:: Task objective ::
Each record below is to be reproduced without any change.

-- start of Data for processing --

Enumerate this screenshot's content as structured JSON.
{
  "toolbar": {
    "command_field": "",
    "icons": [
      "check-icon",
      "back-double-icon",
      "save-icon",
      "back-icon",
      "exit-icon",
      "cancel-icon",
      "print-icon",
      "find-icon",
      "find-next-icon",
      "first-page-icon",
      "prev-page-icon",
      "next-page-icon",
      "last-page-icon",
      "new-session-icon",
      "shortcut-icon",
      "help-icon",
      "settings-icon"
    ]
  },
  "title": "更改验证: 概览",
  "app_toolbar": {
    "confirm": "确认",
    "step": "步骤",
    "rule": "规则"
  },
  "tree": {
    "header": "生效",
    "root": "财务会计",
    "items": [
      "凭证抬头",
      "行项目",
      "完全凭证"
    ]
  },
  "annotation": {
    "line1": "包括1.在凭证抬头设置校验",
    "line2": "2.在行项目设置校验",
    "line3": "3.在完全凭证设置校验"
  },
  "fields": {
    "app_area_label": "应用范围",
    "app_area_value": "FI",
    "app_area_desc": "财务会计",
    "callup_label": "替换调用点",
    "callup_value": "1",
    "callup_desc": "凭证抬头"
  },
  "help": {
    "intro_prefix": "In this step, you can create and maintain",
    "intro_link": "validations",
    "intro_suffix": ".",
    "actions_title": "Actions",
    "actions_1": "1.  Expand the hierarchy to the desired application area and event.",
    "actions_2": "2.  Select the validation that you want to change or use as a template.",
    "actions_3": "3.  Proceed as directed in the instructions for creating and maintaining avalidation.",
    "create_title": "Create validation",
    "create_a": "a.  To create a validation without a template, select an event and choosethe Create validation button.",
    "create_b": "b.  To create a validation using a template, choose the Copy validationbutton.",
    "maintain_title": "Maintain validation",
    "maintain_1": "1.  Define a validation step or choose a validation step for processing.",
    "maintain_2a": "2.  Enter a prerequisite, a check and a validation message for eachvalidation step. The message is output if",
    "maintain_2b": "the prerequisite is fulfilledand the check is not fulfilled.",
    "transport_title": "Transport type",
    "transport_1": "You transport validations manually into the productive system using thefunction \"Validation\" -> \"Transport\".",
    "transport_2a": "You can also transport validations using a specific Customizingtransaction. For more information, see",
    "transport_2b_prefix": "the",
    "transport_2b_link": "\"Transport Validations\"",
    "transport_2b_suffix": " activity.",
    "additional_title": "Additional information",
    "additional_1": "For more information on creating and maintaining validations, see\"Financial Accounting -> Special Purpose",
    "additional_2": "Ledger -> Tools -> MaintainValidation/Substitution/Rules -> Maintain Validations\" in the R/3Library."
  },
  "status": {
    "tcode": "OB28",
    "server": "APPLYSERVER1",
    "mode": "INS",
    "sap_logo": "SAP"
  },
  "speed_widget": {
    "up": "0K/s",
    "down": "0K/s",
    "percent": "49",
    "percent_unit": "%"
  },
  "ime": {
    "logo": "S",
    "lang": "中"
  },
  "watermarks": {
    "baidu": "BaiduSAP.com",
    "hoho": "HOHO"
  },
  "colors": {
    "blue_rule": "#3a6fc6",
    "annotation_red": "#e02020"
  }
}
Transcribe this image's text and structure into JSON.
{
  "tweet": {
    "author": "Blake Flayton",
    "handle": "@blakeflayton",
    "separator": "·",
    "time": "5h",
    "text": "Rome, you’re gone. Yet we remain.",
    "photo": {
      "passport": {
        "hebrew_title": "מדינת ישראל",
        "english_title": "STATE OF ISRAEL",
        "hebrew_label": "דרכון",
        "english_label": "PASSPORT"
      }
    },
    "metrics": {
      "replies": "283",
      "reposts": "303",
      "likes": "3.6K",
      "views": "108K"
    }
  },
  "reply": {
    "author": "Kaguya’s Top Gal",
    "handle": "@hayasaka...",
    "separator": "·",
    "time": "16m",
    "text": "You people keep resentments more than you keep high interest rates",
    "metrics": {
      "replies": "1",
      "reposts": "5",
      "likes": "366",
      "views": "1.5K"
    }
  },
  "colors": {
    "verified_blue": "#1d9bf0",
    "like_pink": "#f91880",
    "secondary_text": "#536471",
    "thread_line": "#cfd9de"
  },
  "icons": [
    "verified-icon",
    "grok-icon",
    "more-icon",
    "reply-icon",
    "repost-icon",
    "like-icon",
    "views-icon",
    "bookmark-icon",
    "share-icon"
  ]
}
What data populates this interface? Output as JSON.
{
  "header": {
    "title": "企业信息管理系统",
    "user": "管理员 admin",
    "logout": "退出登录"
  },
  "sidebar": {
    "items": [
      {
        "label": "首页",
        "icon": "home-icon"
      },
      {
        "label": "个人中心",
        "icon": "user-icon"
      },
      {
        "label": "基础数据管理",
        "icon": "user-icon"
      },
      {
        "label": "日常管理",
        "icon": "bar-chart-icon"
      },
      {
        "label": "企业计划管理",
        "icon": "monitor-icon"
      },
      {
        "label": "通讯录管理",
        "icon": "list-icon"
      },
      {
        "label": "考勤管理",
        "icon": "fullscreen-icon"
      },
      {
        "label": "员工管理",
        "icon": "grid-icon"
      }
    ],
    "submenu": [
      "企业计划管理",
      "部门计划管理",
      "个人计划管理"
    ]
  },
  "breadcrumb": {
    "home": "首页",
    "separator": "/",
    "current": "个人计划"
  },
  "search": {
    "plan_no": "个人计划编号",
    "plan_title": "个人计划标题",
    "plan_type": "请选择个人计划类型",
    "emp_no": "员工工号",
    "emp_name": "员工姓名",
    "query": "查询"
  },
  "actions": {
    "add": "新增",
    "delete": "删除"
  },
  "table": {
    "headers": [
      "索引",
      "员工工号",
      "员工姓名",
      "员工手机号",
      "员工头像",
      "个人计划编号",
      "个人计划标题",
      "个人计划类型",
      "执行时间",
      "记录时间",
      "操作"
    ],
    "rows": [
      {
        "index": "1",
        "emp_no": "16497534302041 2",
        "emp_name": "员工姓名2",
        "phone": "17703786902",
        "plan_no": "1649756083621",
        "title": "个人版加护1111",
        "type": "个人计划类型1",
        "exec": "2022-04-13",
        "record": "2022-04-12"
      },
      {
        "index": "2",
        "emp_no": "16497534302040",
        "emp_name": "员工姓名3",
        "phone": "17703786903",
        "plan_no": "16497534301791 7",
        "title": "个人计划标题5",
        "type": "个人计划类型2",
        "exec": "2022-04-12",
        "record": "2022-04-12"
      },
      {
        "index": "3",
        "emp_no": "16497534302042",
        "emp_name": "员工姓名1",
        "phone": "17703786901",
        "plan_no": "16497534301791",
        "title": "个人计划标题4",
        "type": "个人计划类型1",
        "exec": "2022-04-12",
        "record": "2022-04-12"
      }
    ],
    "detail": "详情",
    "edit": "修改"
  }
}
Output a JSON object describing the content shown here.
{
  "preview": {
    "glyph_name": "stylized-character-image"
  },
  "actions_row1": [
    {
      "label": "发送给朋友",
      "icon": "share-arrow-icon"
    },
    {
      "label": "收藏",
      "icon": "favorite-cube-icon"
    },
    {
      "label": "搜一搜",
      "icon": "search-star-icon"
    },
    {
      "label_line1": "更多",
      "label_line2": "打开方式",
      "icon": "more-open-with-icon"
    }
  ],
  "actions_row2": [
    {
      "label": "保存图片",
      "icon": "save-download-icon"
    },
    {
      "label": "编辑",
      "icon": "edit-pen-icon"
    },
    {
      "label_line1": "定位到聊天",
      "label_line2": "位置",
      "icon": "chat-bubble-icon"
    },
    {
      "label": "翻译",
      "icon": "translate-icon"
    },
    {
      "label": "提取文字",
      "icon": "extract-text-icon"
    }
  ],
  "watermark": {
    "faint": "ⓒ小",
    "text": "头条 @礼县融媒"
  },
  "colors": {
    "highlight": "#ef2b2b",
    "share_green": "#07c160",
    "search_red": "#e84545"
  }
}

-- end of Data for processing --

:: Written reply ::
Enumerate this screenshot's content as structured JSON.
{
  "toolbar": {
    "command_field": "",
    "icons": [
      "check-icon",
      "back-double-icon",
      "save-icon",
      "back-icon",
      "exit-icon",
      "cancel-icon",
      "print-icon",
      "find-icon",
      "find-next-icon",
      "first-page-icon",
      "prev-page-icon",
      "next-page-icon",
      "last-page-icon",
      "new-session-icon",
      "shortcut-icon",
      "help-icon",
      "settings-icon"
    ]
  },
  "title": "更改验证: 概览",
  "app_toolbar": {
    "confirm": "确认",
    "step": "步骤",
    "rule": "规则"
  },
  "tree": {
    "header": "生效",
    "root": "财务会计",
    "items": [
      "凭证抬头",
      "行项目",
      "完全凭证"
    ]
  },
  "annotation": {
    "line1": "包括1.在凭证抬头设置校验",
    "line2": "2.在行项目设置校验",
    "line3": "3.在完全凭证设置校验"
  },
  "fields": {
    "app_area_label": "应用范围",
    "app_area_value": "FI",
    "app_area_desc": "财务会计",
    "callup_label": "替换调用点",
    "callup_value": "1",
    "callup_desc": "凭证抬头"
  },
  "help": {
    "intro_prefix": "In this step, you can create and maintain",
    "intro_link": "validations",
    "intro_suffix": ".",
    "actions_title": "Actions",
    "actions_1": "1.  Expand the hierarchy to the desired application area and event.",
    "actions_2": "2.  Select the validation that you want to change or use as a template.",
    "actions_3": "3.  Proceed as directed in the instructions for creating and maintaining avalidation.",
    "create_title": "Create validation",
    "create_a": "a.  To create a validation without a template, select an event and choosethe Create validation button.",
    "create_b": "b.  To create a validation using a template, choose the Copy validationbutton.",
    "maintain_title": "Maintain validation",
    "maintain_1": "1.  Define a validation step or choose a validation step for processing.",
    "maintain_2a": "2.  Enter a prerequisite, a check and a validation message for eachvalidation step. The message is output if",
    "maintain_2b": "the prerequisite is fulfilledand the check is not fulfilled.",
    "transport_title": "Transport type",
    "transport_1": "You transport validations manually into the productive system using thefunction \"Validation\" -> \"Transport\".",
    "transport_2a": "You can also transport validations using a specific Customizingtransaction. For more information, see",
    "transport_2b_prefix": "the",
    "transport_2b_link": "\"Transport Validations\"",
    "transport_2b_suffix": " activity.",
    "additional_title": "Additional information",
    "additional_1": "For more information on creating and maintaining validations, see\"Financial Accounting -> Special Purpose",
    "additional_2": "Ledger -> Tools -> MaintainValidation/Substitution/Rules -> Maintain Validations\" in the R/3Library."
  },
  "status": {
    "tcode": "OB28",
    "server": "APPLYSERVER1",
    "mode": "INS",
    "sap_logo": "SAP"
  },
  "speed_widget": {
    "up": "0K/s",
    "down": "0K/s",
    "percent": "49",
    "percent_unit": "%"
  },
  "ime": {
    "logo": "S",
    "lang": "中"
  },
  "watermarks": {
    "baidu": "BaiduSAP.com",
    "hoho": "HOHO"
  },
  "colors": {
    "blue_rule": "#3a6fc6",
    "annotation_red": "#e02020"
  }
}
Transcribe this image's text and structure into JSON.
{
  "tweet": {
    "author": "Blake Flayton",
    "handle": "@blakeflayton",
    "separator": "·",
    "time": "5h",
    "text": "Rome, you’re gone. Yet we remain.",
    "photo": {
      "passport": {
        "hebrew_title": "מדינת ישראל",
        "english_title": "STATE OF ISRAEL",
        "hebrew_label": "דרכון",
        "english_label": "PASSPORT"
      }
    },
    "metrics": {
      "replies": "283",
      "reposts": "303",
      "likes": "3.6K",
      "views": "108K"
    }
  },
  "reply": {
    "author": "Kaguya’s Top Gal",
    "handle": "@hayasaka...",
    "separator": "·",
    "time": "16m",
    "text": "You people keep resentments more than you keep high interest rates",
    "metrics": {
      "replies": "1",
      "reposts": "5",
      "likes": "366",
      "views": "1.5K"
    }
  },
  "colors": {
    "verified_blue": "#1d9bf0",
    "like_pink": "#f91880",
    "secondary_text": "#536471",
    "thread_line": "#cfd9de"
  },
  "icons": [
    "verified-icon",
    "grok-icon",
    "more-icon",
    "reply-icon",
    "repost-icon",
    "like-icon",
    "views-icon",
    "bookmark-icon",
    "share-icon"
  ]
}
What data populates this interface? Output as JSON.
{
  "header": {
    "title": "企业信息管理系统",
    "user": "管理员 admin",
    "logout": "退出登录"
  },
  "sidebar": {
    "items": [
      {
        "label": "首页",
        "icon": "home-icon"
      },
      {
        "label": "个人中心",
        "icon": "user-icon"
      },
      {
        "label": "基础数据管理",
        "icon": "user-icon"
      },
      {
        "label": "日常管理",
        "icon": "bar-chart-icon"
      },
      {
        "label": "企业计划管理",
        "icon": "monitor-icon"
      },
      {
        "label": "通讯录管理",
        "icon": "list-icon"
      },
      {
        "label": "考勤管理",
        "icon": "fullscreen-icon"
      },
      {
        "label": "员工管理",
        "icon": "grid-icon"
      }
    ],
    "submenu": [
      "企业计划管理",
      "部门计划管理",
      "个人计划管理"
    ]
  },
  "breadcrumb": {
    "home": "首页",
    "separator": "/",
    "current": "个人计划"
  },
  "search": {
    "plan_no": "个人计划编号",
    "plan_title": "个人计划标题",
    "plan_type": "请选择个人计划类型",
    "emp_no": "员工工号",
    "emp_name": "员工姓名",
    "query": "查询"
  },
  "actions": {
    "add": "新增",
    "delete": "删除"
  },
  "table": {
    "headers": [
      "索引",
      "员工工号",
      "员工姓名",
      "员工手机号",
      "员工头像",
      "个人计划编号",
      "个人计划标题",
      "个人计划类型",
      "执行时间",
      "记录时间",
      "操作"
    ],
    "rows": [
      {
        "index": "1",
        "emp_no": "16497534302041 2",
        "emp_name": "员工姓名2",
        "phone": "17703786902",
        "plan_no": "1649756083621",
        "title": "个人版加护1111",
        "type": "个人计划类型1",
        "exec": "2022-04-13",
        "record": "2022-04-12"
      },
      {
        "index": "2",
        "emp_no": "16497534302040",
        "emp_name": "员工姓名3",
        "phone": "17703786903",
        "plan_no": "16497534301791 7",
        "title": "个人计划标题5",
        "type": "个人计划类型2",
        "exec": "2022-04-12",
        "record": "2022-04-12"
      },
      {
        "index": "3",
        "emp_no": "16497534302042",
        "emp_name": "员工姓名1",
        "phone": "17703786901",
        "plan_no": "16497534301791",
        "title": "个人计划标题4",
        "type": "个人计划类型1",
        "exec": "2022-04-12",
        "record": "2022-04-12"
      }
    ],
    "detail": "详情",
    "edit": "修改"
  }
}
Output a JSON object describing the content shown here.
{
  "preview": {
    "glyph_name": "stylized-character-image"
  },
  "actions_row1": [
    {
      "label": "发送给朋友",
      "icon": "share-arrow-icon"
    },
    {
      "label": "收藏",
      "icon": "favorite-cube-icon"
    },
    {
      "label": "搜一搜",
      "icon": "search-star-icon"
    },
    {
      "label_line1": "更多",
      "label_line2": "打开方式",
      "icon": "more-open-with-icon"
    }
  ],
  "actions_row2": [
    {
      "label": "保存图片",
      "icon": "save-download-icon"
    },
    {
      "label": "编辑",
      "icon": "edit-pen-icon"
    },
    {
      "label_line1": "定位到聊天",
      "label_line2": "位置",
      "icon": "chat-bubble-icon"
    },
    {
      "label": "翻译",
      "icon": "translate-icon"
    },
    {
      "label": "提取文字",
      "icon": "extract-text-icon"
    }
  ],
  "watermark": {
    "faint": "ⓒ小",
    "text": "头条 @礼县融媒"
  },
  "colors": {
    "highlight": "#ef2b2b",
    "share_green": "#07c160",
    "search_red": "#e84545"
  }
}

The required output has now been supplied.